■ What is expected ■
The entries below are to be copied exactly, with nothing left out.

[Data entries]
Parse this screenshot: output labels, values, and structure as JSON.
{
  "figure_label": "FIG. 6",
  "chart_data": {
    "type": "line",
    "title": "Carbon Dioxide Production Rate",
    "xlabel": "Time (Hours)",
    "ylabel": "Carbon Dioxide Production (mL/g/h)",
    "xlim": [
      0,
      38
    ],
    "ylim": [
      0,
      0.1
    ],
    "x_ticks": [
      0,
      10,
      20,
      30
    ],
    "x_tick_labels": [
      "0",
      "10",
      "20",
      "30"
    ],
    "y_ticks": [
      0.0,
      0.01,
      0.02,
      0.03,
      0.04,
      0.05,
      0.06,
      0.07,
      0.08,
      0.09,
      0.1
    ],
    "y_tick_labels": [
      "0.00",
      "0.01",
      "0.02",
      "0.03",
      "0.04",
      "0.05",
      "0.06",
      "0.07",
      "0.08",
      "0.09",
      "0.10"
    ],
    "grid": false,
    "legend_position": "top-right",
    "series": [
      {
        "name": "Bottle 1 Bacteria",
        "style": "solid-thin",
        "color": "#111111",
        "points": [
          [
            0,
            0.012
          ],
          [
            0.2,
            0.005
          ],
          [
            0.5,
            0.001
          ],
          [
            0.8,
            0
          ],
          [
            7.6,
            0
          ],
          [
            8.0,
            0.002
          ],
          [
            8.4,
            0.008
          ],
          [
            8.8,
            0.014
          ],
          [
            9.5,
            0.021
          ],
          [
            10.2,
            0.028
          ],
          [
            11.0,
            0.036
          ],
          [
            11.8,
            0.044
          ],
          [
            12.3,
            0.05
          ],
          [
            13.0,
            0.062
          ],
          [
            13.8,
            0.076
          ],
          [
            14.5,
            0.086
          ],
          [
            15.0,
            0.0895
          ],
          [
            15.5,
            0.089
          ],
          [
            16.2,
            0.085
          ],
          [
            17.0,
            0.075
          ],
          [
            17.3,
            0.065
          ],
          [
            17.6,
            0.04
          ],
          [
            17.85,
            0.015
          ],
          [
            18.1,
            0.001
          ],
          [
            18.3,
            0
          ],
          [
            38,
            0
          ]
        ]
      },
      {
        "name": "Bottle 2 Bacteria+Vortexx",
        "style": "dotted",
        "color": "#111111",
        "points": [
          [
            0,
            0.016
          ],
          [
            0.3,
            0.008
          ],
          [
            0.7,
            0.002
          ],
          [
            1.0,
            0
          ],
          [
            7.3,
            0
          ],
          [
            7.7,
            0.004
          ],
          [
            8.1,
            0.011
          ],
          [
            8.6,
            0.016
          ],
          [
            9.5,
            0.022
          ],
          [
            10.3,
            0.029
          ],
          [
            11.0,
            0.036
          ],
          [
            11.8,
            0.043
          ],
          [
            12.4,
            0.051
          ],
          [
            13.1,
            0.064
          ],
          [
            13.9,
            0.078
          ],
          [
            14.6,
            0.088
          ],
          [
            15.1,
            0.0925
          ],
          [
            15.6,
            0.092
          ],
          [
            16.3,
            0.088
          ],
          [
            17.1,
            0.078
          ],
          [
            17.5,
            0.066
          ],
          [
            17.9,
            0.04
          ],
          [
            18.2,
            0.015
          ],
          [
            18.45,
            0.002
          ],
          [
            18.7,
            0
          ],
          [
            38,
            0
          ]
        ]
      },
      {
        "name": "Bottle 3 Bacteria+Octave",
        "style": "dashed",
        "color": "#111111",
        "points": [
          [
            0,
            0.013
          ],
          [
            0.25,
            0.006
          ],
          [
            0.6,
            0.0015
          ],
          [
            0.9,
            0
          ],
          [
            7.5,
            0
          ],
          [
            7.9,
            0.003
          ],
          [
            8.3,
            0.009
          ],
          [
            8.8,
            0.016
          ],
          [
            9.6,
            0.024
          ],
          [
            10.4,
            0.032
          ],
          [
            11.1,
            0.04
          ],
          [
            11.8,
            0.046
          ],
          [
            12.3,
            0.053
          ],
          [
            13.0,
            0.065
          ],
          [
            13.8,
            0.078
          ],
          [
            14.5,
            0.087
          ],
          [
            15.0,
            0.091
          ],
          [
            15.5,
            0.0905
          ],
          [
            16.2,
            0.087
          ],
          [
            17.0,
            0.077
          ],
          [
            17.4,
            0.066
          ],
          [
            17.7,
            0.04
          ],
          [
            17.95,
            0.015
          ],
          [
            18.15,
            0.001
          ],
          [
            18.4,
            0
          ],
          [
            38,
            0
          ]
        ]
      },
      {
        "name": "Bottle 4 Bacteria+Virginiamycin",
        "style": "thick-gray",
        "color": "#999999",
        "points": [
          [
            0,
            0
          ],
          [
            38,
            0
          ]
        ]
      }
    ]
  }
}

■ Solution to this task ■
Parse this screenshot: output labels, values, and structure as JSON.
{
  "figure_label": "FIG. 6",
  "chart_data": {
    "type": "line",
    "title": "Carbon Dioxide Production Rate",
    "xlabel": "Time (Hours)",
    "ylabel": "Carbon Dioxide Production (mL/g/h)",
    "xlim": [
      0,
      38
    ],
    "ylim": [
      0,
      0.1
    ],
    "x_ticks": [
      0,
      10,
      20,
      30
    ],
    "x_tick_labels": [
      "0",
      "10",
      "20",
      "30"
    ],
    "y_ticks": [
      0.0,
      0.01,
      0.02,
      0.03,
      0.04,
      0.05,
      0.06,
      0.07,
      0.08,
      0.09,
      0.1
    ],
    "y_tick_labels": [
      "0.00",
      "0.01",
      "0.02",
      "0.03",
      "0.04",
      "0.05",
      "0.06",
      "0.07",
      "0.08",
      "0.09",
      "0.10"
    ],
    "grid": false,
    "legend_position": "top-right",
    "series": [
      {
        "name": "Bottle 1 Bacteria",
        "style": "solid-thin",
        "color": "#111111",
        "points": [
          [
            0,
            0.012
          ],
          [
            0.2,
            0.005
          ],
          [
            0.5,
            0.001
          ],
          [
            0.8,
            0
          ],
          [
            7.6,
            0
          ],
          [
            8.0,
            0.002
          ],
          [
            8.4,
            0.008
          ],
          [
            8.8,
            0.014
          ],
          [
            9.5,
            0.021
          ],
          [
            10.2,
            0.028
          ],
          [
            11.0,
            0.036
          ],
          [
            11.8,
            0.044
          ],
          [
            12.3,
            0.05
          ],
          [
            13.0,
            0.062
          ],
          [
            13.8,
            0.076
          ],
          [
            14.5,
            0.086
          ],
          [
            15.0,
            0.0895
          ],
          [
            15.5,
            0.089
          ],
          [
            16.2,
            0.085
          ],
          [
            17.0,
            0.075
          ],
          [
            17.3,
            0.065
          ],
          [
            17.6,
            0.04
          ],
          [
            17.85,
            0.015
          ],
          [
            18.1,
            0.001
          ],
          [
            18.3,
            0
          ],
          [
            38,
            0
          ]
        ]
      },
      {
        "name": "Bottle 2 Bacteria+Vortexx",
        "style": "dotted",
        "color": "#111111",
        "points": [
          [
            0,
            0.016
          ],
          [
            0.3,
            0.008
          ],
          [
            0.7,
            0.002
          ],
          [
            1.0,
            0
          ],
          [
            7.3,
            0
          ],
          [
            7.7,
            0.004
          ],
          [
            8.1,
            0.011
          ],
          [
            8.6,
            0.016
          ],
          [
            9.5,
            0.022
          ],
          [
            10.3,
            0.029
          ],
          [
            11.0,
            0.036
          ],
          [
            11.8,
            0.043
          ],
          [
            12.4,
            0.051
          ],
          [
            13.1,
            0.064
          ],
          [
            13.9,
            0.078
          ],
          [
            14.6,
            0.088
          ],
          [
            15.1,
            0.0925
          ],
          [
            15.6,
            0.092
          ],
          [
            16.3,
            0.088
          ],
          [
            17.1,
            0.078
          ],
          [
            17.5,
            0.066
          ],
          [
            17.9,
            0.04
          ],
          [
            18.2,
            0.015
          ],
          [
            18.45,
            0.002
          ],
          [
            18.7,
            0
          ],
          [
            38,
            0
          ]
        ]
      },
      {
        "name": "Bottle 3 Bacteria+Octave",
        "style": "dashed",
        "color": "#111111",
        "points": [
          [
            0,
            0.013
          ],
          [
            0.25,
            0.006
          ],
          [
            0.6,
            0.0015
          ],
          [
            0.9,
            0
          ],
          [
            7.5,
            0
          ],
          [
            7.9,
            0.003
          ],
          [
            8.3,
            0.009
          ],
          [
            8.8,
            0.016
          ],
          [
            9.6,
            0.024
          ],
          [
            10.4,
            0.032
          ],
          [
            11.1,
            0.04
          ],
          [
            11.8,
            0.046
          ],
          [
            12.3,
            0.053
          ],
          [
            13.0,
            0.065
          ],
          [
            13.8,
            0.078
          ],
          [
            14.5,
            0.087
          ],
          [
            15.0,
            0.091
          ],
          [
            15.5,
            0.0905
          ],
          [
            16.2,
            0.087
          ],
          [
            17.0,
            0.077
          ],
          [
            17.4,
            0.066
          ],
          [
            17.7,
            0.04
          ],
          [
            17.95,
            0.015
          ],
          [
            18.15,
            0.001
          ],
          [
            18.4,
            0
          ],
          [
            38,
            0
          ]
        ]
      },
      {
        "name": "Bottle 4 Bacteria+Virginiamycin",
        "style": "thick-gray",
        "color": "#999999",
        "points": [
          [
            0,
            0
          ],
          [
            38,
            0
          ]
        ]
      }
    ]
  }
}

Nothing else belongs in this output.